§ Requisito
Reproduza fielmente, no trecho sobre Luiz e sua família, tudo o que vai de "As perguntas faltam" até "de anotações difusas.".

As perguntas faltam por alguns momentos, e o silêncio pede licença. As respostas são certeiras, rápidas, objetivas e fragmentadas. As falas contrastam na dimensão e são costuradas no enredo da memória. Depois da conversa, que vai e volta sem uma lógica precisa, um caderninho de anotações difusas.

A família:
É ajuntado com Joelma, cujo sobrenome ele não sabe. Possui cinco filhos. Todos são registrados. Joyce tem oito anos e é filha de criação – o irmão da esposa a deixou aos cuidados de Joelma quando ela ainda era bebê. Hugo e Igor, os filhos da primeira mulher, não moram com ele. Luiz engravidou a primeira mulher quando tinha apenas 16 anos. Sua mãe lhe deu uma cagaço, mas já não tinha mais jeito. Hoje é órfão de pai e mãe. Quando morrera, sua mãe deixou de herança uma casa. São 40 m². Um quarto, uma sala, um banheiro e a cosinha. No quarto, apenas uma cama grande. Onde dormem ele, Joelma e as duas filhas mais nova Larissa, 3, e Júlia, 5. As meninas estão crescendo. Logo, não será mais possível dividir a cama. Aí, Luiz construirá, no terreno de sua mansão, um quarto para as meninas.

§ Dados estruturados de análise de páginas
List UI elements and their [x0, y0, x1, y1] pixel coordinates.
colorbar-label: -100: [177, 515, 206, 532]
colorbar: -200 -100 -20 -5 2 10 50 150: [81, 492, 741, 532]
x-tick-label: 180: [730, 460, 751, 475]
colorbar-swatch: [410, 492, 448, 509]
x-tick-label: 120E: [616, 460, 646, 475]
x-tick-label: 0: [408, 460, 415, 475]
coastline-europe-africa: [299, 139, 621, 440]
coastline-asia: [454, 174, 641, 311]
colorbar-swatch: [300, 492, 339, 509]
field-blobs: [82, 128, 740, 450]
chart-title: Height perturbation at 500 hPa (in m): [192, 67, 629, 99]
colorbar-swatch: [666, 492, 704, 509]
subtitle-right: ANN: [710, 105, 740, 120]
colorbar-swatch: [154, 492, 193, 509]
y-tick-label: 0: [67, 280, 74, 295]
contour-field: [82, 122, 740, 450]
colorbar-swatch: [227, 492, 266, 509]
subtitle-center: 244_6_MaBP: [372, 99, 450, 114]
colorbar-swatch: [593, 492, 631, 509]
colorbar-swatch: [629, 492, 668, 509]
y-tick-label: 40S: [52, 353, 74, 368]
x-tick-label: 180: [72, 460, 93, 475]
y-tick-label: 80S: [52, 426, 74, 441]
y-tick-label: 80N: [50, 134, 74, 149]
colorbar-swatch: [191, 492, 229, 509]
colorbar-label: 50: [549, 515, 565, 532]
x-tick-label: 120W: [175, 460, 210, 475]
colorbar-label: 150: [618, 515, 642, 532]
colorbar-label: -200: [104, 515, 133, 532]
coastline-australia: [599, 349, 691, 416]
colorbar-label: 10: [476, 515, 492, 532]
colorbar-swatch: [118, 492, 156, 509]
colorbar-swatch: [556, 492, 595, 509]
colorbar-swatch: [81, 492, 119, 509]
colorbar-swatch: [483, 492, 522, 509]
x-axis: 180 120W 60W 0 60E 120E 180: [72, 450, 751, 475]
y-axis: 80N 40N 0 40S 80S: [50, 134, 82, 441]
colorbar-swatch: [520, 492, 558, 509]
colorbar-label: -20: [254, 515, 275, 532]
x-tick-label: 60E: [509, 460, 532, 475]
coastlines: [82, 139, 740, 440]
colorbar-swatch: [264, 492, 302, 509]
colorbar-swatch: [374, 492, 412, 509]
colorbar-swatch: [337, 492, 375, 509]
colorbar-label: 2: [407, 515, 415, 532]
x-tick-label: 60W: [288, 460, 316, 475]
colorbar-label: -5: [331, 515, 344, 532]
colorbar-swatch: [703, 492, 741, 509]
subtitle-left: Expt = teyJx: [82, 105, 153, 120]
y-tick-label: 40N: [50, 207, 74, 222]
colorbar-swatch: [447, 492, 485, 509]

§ Resultado da tarefa
As perguntas faltam por alguns momentos, e o silêncio pede licença. As respostas são certeiras, rápidas, objetivas e fragmentadas. As falas contrastam na dimensão e são costuradas no enredo da memória. Depois da conversa, que vai e volta sem uma lógica precisa, um caderninho de anotações difusas.